Report only the number of lines in this material that include the string "event".

═══ Supplied records ═══

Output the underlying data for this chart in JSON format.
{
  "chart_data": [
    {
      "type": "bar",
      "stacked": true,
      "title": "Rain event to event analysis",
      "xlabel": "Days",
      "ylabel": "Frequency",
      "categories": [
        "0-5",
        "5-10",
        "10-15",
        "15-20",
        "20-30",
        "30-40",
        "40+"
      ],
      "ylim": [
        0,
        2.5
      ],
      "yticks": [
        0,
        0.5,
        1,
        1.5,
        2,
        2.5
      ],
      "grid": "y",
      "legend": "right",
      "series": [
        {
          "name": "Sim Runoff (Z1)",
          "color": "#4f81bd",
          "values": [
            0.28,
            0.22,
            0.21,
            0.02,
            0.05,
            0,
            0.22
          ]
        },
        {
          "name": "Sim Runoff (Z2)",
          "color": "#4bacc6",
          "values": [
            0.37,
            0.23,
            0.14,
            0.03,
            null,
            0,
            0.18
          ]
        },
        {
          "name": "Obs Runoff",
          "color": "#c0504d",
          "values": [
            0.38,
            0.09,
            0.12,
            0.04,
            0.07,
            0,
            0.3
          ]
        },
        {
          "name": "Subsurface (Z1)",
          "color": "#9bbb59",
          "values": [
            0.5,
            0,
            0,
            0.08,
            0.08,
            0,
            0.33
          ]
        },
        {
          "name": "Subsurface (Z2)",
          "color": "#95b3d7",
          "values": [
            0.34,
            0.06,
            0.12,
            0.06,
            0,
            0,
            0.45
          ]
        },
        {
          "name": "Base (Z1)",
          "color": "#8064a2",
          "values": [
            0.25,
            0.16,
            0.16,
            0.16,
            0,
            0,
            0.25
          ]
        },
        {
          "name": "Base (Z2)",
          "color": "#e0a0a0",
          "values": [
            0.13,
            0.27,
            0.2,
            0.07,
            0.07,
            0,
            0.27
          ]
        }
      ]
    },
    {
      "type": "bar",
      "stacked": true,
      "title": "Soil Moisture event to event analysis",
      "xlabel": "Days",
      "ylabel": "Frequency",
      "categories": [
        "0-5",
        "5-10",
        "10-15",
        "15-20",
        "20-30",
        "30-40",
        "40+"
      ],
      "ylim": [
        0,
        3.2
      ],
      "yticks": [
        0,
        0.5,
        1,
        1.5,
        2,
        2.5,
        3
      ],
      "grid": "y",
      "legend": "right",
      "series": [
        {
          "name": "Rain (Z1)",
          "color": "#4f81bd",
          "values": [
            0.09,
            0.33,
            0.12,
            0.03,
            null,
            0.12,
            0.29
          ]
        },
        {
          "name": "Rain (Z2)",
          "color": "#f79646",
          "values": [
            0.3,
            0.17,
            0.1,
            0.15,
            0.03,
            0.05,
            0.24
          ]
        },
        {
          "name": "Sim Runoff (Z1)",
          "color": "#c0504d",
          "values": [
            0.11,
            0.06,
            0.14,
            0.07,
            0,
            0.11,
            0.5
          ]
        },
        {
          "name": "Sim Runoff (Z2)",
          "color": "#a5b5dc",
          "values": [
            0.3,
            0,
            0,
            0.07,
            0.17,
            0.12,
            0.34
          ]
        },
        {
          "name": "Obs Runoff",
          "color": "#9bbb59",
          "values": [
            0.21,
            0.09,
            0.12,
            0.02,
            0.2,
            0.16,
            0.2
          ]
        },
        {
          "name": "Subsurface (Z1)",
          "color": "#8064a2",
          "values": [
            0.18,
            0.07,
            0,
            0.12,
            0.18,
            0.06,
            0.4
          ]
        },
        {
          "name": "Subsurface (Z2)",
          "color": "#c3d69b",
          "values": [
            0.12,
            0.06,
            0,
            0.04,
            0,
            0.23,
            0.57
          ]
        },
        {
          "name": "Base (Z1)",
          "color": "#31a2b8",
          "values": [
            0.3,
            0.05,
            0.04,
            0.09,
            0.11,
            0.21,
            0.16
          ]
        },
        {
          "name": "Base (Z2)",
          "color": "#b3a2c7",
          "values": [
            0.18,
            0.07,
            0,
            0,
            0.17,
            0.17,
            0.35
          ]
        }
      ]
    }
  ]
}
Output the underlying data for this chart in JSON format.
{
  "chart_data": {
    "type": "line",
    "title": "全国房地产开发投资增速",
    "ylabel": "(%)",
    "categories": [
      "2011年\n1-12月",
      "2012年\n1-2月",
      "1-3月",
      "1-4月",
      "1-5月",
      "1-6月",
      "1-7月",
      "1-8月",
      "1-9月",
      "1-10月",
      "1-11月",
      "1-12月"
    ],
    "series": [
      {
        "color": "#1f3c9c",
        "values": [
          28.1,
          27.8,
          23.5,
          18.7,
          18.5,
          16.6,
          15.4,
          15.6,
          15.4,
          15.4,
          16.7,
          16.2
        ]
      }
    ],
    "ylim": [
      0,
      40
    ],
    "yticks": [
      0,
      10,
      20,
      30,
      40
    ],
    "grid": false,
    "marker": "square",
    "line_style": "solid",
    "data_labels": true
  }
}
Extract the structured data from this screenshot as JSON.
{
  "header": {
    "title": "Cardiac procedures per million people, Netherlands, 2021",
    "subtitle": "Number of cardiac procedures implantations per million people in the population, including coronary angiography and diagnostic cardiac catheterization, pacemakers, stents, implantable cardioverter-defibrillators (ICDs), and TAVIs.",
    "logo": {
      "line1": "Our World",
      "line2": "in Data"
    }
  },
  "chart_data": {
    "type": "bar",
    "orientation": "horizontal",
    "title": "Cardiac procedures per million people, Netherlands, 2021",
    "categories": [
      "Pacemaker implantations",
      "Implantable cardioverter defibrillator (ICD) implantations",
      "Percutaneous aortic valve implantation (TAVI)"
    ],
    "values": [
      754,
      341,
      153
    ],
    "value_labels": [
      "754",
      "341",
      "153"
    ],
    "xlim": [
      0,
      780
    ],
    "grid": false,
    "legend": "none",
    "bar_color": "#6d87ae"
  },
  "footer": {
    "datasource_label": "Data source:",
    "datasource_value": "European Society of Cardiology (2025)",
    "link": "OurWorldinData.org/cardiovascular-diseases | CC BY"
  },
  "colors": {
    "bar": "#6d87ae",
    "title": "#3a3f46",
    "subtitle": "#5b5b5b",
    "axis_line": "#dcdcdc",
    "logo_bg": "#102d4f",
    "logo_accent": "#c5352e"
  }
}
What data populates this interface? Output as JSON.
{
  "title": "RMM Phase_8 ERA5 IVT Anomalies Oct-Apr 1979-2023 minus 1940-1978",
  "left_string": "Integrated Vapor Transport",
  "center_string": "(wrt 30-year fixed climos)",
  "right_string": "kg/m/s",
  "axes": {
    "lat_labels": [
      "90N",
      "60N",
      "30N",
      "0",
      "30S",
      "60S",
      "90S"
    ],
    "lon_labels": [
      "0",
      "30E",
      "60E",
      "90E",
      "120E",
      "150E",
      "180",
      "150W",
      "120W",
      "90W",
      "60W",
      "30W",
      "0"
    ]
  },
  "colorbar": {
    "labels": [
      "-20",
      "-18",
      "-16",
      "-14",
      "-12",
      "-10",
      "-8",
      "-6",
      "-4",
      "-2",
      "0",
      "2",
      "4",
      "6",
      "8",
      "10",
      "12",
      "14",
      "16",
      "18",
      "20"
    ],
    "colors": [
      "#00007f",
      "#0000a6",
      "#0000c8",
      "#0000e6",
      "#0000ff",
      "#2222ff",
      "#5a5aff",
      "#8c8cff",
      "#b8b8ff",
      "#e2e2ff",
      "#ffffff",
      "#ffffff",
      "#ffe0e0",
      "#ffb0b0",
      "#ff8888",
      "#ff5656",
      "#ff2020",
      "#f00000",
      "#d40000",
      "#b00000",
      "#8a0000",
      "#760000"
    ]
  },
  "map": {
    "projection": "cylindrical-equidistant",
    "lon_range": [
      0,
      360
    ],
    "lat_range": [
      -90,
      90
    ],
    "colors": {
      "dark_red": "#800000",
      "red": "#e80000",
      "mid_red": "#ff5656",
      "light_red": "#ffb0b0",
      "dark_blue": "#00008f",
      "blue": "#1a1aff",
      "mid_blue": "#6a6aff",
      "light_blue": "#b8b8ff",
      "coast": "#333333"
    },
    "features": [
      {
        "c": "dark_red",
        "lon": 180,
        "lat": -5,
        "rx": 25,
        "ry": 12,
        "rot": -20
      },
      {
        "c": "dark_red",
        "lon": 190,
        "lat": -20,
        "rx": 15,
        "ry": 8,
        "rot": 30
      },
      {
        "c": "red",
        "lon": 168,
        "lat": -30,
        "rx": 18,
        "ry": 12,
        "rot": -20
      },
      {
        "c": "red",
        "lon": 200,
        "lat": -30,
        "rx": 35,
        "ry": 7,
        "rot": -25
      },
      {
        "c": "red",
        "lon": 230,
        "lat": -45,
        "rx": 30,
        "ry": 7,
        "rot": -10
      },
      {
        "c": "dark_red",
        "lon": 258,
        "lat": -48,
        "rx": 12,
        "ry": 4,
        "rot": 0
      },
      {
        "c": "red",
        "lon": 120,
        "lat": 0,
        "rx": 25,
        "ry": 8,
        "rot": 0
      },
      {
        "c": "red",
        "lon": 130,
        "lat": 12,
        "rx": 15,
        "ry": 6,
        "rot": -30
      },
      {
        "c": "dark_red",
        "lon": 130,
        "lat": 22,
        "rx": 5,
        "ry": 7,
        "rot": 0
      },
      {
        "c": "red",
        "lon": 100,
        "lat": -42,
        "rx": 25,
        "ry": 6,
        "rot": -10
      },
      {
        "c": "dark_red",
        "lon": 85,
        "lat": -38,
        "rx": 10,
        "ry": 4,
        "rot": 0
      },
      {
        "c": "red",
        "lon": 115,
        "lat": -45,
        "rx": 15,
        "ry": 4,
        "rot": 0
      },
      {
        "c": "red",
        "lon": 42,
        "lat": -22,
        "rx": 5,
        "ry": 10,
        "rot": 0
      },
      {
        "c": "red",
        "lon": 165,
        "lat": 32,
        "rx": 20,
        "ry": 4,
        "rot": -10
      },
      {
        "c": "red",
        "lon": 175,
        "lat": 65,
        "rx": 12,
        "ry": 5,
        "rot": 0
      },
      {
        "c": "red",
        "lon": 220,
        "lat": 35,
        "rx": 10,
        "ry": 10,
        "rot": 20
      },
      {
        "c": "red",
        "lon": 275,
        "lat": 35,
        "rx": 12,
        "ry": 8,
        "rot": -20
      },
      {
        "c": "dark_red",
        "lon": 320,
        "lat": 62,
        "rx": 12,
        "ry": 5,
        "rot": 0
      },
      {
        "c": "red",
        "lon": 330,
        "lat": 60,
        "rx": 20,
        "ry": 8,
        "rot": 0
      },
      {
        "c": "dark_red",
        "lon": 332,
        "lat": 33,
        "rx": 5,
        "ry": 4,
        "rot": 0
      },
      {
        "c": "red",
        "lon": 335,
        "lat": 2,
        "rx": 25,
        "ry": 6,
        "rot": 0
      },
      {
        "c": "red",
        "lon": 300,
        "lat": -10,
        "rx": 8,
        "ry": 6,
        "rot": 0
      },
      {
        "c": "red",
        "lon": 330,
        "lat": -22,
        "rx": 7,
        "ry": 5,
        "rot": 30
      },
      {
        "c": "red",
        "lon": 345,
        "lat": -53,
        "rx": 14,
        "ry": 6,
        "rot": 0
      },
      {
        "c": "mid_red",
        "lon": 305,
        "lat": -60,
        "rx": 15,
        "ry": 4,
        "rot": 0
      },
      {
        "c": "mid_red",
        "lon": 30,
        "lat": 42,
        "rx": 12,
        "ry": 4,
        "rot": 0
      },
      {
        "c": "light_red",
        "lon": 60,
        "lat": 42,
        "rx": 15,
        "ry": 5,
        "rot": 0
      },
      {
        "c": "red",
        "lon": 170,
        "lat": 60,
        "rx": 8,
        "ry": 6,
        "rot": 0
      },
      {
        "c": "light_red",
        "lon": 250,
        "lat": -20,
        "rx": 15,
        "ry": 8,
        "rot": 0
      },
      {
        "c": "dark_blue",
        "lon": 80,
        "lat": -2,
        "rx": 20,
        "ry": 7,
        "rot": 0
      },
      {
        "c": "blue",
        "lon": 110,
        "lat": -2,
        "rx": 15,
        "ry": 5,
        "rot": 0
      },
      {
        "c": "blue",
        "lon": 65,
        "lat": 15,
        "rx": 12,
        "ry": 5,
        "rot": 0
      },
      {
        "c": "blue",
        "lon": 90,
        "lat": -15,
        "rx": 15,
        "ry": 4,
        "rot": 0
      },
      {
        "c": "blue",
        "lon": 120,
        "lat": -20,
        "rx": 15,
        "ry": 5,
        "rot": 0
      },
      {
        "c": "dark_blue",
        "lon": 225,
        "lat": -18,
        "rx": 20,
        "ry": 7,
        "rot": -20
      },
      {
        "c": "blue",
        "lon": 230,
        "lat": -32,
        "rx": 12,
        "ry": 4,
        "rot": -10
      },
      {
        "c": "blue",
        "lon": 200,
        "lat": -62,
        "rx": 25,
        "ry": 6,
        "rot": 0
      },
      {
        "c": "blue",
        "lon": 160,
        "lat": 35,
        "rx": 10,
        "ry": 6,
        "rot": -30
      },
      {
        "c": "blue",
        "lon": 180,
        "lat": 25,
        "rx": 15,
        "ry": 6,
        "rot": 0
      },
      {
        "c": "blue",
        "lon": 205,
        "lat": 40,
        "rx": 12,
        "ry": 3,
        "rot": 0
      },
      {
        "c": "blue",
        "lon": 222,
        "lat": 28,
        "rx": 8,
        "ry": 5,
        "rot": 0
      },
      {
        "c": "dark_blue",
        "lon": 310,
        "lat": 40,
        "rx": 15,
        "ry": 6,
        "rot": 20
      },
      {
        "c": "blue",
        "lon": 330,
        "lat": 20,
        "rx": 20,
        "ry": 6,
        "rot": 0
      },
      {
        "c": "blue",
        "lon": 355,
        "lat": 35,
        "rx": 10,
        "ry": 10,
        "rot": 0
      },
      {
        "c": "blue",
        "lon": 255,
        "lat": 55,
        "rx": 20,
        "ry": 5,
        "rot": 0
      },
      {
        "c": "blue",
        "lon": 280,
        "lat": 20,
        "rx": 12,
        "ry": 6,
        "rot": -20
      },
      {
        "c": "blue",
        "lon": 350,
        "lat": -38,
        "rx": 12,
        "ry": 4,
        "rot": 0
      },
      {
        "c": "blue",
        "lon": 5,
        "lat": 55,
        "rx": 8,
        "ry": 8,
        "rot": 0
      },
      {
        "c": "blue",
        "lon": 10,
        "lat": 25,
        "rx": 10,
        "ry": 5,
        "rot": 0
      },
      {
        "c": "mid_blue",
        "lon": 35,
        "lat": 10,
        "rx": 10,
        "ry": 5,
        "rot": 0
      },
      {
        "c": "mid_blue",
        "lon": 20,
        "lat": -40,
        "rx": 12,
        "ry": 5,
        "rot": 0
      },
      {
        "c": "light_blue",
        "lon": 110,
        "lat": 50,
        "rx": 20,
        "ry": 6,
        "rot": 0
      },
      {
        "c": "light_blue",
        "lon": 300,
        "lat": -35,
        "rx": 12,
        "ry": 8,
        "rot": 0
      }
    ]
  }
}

═══

Written solution: 2